> Task:
Copy every line from the material below that holds "measurements".

(Records about charts and figures)
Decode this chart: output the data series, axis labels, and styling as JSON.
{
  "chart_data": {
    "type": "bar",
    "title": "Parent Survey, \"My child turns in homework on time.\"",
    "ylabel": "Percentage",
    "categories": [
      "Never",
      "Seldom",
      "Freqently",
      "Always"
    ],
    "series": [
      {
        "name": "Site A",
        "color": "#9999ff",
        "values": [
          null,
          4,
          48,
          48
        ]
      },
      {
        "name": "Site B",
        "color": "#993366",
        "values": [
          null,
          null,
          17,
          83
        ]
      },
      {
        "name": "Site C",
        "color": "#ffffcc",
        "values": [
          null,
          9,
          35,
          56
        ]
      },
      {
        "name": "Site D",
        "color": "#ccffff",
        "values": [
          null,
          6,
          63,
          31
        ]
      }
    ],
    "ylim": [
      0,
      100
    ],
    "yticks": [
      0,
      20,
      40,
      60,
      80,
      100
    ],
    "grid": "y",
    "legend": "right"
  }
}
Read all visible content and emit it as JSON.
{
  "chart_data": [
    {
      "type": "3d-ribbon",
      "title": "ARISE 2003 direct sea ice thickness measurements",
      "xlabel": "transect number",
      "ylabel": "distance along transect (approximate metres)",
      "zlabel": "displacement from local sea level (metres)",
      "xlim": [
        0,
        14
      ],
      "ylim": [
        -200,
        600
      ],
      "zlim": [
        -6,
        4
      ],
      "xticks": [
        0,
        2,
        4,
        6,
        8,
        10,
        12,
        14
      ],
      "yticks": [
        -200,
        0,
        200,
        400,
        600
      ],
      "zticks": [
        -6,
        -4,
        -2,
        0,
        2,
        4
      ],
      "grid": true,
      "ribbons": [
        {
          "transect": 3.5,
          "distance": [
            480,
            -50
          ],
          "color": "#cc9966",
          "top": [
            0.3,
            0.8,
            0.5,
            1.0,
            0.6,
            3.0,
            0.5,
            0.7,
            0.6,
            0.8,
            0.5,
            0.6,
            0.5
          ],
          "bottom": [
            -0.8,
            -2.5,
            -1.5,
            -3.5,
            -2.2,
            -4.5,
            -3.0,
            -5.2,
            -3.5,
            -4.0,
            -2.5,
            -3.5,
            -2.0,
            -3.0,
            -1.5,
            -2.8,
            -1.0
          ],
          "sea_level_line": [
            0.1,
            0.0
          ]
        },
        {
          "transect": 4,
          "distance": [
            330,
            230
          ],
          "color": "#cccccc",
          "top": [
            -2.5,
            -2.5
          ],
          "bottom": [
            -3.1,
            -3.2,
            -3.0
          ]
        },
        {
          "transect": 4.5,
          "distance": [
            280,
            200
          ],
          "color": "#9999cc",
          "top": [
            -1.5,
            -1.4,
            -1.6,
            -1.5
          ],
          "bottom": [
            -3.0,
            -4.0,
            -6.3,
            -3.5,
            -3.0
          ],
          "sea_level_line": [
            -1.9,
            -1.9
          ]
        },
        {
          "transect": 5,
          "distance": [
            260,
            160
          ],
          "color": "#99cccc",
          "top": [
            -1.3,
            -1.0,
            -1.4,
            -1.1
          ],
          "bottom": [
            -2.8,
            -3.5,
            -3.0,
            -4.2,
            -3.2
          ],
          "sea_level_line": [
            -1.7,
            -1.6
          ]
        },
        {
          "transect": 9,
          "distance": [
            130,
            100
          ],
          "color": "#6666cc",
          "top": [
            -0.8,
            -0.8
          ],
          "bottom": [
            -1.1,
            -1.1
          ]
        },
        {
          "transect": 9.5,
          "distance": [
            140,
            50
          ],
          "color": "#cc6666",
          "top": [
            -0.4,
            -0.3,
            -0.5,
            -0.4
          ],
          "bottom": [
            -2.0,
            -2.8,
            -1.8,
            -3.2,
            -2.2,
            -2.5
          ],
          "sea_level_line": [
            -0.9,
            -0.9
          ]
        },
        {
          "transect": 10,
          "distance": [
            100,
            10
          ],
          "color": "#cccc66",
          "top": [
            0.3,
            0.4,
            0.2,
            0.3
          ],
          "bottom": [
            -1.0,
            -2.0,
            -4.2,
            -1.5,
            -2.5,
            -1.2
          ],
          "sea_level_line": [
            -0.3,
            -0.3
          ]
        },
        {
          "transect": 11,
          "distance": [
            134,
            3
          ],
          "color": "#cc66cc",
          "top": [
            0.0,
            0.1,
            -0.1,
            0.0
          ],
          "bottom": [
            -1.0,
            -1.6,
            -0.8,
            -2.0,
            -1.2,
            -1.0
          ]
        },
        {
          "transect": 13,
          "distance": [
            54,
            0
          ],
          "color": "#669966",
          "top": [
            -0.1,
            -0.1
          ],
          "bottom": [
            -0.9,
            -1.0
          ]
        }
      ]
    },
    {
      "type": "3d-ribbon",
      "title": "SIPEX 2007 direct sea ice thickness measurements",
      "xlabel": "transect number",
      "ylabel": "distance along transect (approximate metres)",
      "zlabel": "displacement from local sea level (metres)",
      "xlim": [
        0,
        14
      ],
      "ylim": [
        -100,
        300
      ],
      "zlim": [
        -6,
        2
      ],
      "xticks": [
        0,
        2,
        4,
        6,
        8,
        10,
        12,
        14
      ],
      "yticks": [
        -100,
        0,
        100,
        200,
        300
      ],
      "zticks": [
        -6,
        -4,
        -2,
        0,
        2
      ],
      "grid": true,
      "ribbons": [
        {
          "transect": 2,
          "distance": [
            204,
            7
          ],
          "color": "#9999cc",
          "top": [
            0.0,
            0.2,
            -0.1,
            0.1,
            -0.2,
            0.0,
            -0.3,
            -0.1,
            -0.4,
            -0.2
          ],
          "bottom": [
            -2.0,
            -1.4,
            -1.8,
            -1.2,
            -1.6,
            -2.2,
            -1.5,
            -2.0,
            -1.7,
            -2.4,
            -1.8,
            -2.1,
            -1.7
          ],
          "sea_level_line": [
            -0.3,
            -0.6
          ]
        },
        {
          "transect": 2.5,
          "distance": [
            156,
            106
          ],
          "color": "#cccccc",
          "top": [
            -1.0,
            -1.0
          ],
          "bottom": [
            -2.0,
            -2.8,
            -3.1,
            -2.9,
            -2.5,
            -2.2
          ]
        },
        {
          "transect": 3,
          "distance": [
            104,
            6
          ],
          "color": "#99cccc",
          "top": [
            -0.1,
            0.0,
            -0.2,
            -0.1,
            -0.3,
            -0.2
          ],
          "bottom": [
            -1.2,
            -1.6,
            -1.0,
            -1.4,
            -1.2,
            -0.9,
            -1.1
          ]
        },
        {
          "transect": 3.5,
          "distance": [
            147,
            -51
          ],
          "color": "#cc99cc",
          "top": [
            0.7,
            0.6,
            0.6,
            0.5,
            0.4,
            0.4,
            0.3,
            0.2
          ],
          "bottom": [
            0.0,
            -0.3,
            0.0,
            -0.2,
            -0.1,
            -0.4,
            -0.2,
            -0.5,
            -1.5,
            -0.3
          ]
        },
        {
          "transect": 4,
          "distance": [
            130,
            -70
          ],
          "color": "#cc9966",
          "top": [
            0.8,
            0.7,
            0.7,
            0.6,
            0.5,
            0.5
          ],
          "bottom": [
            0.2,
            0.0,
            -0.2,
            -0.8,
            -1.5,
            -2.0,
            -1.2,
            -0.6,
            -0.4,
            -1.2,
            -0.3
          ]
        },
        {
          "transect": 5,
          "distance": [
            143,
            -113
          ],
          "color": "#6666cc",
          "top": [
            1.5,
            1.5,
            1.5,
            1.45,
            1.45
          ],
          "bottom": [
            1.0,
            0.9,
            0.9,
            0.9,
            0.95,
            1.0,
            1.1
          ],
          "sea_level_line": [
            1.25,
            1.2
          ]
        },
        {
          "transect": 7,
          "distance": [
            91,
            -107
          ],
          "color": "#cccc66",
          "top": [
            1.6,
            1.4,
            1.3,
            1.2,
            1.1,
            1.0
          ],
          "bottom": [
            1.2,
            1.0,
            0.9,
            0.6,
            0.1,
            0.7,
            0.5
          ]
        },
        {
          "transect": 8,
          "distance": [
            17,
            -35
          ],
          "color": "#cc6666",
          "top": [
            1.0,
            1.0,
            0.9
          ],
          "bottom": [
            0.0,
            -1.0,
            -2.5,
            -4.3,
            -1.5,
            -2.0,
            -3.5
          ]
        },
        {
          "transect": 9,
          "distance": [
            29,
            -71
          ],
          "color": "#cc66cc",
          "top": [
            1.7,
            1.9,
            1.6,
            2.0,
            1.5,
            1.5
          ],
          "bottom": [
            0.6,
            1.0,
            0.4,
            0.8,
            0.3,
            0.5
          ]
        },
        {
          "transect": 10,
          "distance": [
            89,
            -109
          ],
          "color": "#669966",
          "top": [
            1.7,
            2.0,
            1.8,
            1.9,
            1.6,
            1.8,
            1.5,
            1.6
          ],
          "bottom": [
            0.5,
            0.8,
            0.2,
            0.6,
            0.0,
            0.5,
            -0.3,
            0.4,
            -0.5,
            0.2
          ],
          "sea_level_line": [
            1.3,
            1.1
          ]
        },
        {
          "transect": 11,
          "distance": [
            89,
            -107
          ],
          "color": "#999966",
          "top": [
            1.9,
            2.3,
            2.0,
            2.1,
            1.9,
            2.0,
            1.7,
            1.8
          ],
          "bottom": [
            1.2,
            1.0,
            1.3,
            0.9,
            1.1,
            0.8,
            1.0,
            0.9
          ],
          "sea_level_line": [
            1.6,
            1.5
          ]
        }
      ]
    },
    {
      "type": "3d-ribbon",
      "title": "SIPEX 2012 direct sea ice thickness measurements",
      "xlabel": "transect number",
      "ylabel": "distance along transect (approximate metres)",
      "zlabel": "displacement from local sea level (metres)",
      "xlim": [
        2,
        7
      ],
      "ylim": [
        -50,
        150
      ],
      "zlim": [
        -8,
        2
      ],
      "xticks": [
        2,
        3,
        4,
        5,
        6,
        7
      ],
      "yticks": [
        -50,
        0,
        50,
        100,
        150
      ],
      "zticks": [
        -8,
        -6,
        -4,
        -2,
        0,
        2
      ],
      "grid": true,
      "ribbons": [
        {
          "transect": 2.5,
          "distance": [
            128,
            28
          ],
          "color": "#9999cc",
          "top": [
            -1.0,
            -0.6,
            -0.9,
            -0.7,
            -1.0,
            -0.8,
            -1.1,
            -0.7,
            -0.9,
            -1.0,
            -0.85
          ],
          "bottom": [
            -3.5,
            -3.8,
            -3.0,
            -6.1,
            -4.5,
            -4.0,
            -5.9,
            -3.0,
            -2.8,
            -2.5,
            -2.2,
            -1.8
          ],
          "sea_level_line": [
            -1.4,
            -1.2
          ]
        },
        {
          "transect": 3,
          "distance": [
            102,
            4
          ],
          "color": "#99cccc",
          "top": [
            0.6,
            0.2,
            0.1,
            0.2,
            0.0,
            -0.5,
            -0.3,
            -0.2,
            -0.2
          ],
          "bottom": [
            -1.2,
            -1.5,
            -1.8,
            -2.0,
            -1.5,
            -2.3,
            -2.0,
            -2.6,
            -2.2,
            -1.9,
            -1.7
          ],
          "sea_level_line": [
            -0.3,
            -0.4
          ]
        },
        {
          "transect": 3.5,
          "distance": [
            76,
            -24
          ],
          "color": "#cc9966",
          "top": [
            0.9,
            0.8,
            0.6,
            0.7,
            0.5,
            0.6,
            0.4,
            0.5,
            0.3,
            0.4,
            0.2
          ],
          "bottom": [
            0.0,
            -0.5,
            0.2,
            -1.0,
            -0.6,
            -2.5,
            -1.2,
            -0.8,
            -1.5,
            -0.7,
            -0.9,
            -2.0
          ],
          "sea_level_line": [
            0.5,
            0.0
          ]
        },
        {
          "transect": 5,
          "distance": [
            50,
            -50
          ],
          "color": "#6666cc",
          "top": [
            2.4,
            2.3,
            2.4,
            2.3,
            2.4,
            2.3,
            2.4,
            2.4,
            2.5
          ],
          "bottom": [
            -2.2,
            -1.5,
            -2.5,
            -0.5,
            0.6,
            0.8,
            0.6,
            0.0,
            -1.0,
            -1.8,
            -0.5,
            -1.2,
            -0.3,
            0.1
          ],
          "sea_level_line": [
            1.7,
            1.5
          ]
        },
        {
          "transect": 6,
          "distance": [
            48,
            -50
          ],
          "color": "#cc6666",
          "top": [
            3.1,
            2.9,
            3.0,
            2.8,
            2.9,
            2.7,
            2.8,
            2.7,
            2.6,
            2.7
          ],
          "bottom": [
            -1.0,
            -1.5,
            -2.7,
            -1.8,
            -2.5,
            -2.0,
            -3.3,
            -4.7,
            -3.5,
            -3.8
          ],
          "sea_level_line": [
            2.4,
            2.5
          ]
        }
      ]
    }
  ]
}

> Solution for this problem:
      "title": "ARISE 2003 direct sea ice thickness measurements",
      "title": "SIPEX 2007 direct sea ice thickness measurements",
      "title": "SIPEX 2012 direct sea ice thickness measurements",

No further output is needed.